Short exercise:
Tell how many lines contain the word "octale". Reply with the number only.

:: Given data

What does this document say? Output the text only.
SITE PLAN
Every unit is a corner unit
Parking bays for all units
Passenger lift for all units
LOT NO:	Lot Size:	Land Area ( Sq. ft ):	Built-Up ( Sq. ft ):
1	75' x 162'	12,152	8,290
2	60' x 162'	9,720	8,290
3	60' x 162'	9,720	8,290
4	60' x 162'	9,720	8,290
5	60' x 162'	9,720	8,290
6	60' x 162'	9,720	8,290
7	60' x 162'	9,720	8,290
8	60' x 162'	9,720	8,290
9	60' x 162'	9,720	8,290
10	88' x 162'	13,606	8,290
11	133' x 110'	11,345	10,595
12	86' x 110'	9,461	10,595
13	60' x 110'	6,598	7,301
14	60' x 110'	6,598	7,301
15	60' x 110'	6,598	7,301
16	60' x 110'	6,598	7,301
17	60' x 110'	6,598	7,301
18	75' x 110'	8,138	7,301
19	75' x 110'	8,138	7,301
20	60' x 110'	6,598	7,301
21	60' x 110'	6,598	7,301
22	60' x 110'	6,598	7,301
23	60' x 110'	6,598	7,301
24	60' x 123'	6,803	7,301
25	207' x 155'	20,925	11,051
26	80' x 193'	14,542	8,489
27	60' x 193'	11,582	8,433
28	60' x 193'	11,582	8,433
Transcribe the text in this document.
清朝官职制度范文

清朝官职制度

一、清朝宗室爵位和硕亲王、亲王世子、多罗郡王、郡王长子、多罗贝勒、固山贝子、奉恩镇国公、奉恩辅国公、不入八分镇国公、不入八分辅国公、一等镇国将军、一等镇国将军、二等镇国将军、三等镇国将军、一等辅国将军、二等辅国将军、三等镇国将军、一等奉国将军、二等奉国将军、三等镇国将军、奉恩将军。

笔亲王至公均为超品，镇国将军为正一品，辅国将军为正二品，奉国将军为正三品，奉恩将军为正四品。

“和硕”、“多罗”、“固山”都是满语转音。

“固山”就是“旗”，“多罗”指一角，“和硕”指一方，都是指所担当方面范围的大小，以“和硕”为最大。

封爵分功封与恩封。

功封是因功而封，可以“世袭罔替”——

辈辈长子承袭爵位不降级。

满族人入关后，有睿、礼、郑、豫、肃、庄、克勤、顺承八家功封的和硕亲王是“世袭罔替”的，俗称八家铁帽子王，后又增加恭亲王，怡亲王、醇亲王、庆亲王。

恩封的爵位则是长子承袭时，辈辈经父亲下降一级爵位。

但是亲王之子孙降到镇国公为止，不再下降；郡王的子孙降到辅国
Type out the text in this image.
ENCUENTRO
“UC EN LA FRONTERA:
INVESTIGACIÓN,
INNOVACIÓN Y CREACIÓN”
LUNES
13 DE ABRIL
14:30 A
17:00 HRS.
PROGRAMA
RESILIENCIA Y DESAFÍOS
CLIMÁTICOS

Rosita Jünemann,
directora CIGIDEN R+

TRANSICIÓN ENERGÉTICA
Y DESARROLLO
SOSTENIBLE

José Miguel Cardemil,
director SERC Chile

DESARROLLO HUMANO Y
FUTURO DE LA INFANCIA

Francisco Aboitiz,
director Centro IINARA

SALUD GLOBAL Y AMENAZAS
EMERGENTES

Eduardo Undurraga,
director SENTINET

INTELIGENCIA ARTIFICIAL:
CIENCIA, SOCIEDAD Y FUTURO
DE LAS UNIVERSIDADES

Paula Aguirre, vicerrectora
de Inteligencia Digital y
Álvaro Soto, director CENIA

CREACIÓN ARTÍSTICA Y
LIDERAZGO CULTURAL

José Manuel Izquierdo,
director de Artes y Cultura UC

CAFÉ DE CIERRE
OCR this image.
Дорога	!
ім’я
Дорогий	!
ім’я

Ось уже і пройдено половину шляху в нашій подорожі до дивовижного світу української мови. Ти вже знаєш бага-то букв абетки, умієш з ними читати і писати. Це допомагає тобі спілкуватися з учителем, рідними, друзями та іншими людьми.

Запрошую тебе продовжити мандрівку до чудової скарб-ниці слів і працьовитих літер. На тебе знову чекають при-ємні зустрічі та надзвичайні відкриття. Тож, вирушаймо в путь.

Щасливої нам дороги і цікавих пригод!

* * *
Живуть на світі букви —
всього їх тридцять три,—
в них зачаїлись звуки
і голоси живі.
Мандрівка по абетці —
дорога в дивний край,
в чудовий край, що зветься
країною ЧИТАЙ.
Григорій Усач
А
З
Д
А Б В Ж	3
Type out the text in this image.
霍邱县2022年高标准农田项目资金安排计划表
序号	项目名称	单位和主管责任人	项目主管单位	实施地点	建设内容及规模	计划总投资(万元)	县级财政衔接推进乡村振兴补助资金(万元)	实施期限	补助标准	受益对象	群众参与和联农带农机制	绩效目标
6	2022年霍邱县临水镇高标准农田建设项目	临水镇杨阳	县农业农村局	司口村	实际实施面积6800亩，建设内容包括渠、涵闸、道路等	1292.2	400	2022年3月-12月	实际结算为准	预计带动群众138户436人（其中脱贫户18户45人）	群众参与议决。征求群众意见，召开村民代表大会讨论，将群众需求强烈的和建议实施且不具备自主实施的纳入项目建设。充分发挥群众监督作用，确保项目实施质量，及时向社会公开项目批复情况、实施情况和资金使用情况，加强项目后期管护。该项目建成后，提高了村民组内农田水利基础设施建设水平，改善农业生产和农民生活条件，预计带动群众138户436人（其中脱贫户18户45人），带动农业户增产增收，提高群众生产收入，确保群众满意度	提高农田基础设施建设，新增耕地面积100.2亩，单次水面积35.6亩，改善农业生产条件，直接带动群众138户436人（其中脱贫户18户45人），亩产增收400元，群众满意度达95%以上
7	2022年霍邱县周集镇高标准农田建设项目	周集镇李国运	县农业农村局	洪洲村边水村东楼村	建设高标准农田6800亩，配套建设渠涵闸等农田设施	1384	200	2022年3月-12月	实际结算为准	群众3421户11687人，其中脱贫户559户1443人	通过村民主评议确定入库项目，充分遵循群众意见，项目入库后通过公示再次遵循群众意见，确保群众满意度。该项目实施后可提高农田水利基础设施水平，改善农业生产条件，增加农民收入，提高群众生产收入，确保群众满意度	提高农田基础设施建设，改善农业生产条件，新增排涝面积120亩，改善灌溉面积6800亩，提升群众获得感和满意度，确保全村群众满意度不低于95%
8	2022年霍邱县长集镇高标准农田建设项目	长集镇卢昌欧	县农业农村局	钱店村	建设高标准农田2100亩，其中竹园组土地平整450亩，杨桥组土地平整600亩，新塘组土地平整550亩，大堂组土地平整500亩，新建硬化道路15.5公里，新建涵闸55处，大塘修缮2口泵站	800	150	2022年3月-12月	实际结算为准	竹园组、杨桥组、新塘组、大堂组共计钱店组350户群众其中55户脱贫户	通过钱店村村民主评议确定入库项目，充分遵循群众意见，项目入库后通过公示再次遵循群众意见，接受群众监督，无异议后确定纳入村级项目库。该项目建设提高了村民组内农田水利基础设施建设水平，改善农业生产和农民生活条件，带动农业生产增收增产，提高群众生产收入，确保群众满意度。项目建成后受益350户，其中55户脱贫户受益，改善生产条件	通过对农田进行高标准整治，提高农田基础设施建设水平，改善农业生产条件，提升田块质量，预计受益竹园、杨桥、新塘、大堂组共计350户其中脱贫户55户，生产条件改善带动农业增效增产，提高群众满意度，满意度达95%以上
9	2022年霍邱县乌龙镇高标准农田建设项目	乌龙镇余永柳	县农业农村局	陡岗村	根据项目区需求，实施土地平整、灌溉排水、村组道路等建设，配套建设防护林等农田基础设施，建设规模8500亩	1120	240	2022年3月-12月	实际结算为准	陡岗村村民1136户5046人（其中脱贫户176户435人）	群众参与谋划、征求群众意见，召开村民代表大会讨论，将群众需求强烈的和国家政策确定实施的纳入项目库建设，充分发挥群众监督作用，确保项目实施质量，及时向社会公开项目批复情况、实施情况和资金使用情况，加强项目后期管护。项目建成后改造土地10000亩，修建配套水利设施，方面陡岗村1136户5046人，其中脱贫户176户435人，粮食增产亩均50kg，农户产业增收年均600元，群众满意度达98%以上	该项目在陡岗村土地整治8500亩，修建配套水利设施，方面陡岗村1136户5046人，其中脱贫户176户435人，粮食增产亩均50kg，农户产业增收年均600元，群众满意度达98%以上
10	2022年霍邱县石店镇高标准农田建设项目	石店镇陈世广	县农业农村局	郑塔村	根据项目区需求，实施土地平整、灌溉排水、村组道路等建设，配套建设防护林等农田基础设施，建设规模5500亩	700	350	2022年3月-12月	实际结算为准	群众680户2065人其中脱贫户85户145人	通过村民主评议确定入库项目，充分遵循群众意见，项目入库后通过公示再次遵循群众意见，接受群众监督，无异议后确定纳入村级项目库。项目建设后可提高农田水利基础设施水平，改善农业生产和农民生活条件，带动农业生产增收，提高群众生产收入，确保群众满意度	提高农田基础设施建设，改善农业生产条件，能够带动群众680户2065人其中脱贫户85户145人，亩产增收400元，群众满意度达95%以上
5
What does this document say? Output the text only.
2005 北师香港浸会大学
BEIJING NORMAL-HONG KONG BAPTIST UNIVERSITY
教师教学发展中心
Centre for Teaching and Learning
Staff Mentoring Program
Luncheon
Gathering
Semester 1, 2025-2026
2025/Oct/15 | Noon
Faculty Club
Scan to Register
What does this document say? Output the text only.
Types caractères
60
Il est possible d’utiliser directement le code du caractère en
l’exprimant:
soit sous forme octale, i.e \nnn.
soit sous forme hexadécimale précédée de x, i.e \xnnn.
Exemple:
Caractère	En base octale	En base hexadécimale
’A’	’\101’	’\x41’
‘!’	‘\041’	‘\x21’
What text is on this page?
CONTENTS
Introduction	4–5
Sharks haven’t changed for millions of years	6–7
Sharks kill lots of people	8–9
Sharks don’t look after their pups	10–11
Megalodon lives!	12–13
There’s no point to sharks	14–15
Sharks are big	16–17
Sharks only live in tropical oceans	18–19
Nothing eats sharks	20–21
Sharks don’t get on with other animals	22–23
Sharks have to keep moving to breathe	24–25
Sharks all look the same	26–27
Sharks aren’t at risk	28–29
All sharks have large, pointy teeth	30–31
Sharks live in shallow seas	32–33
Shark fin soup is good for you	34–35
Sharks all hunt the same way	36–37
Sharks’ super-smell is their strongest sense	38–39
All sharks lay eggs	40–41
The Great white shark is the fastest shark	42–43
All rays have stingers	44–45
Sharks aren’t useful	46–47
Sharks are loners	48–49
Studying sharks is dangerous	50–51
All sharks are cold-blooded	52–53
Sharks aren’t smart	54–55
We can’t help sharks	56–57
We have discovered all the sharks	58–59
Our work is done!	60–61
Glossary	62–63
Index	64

::::

Reply to the task:
2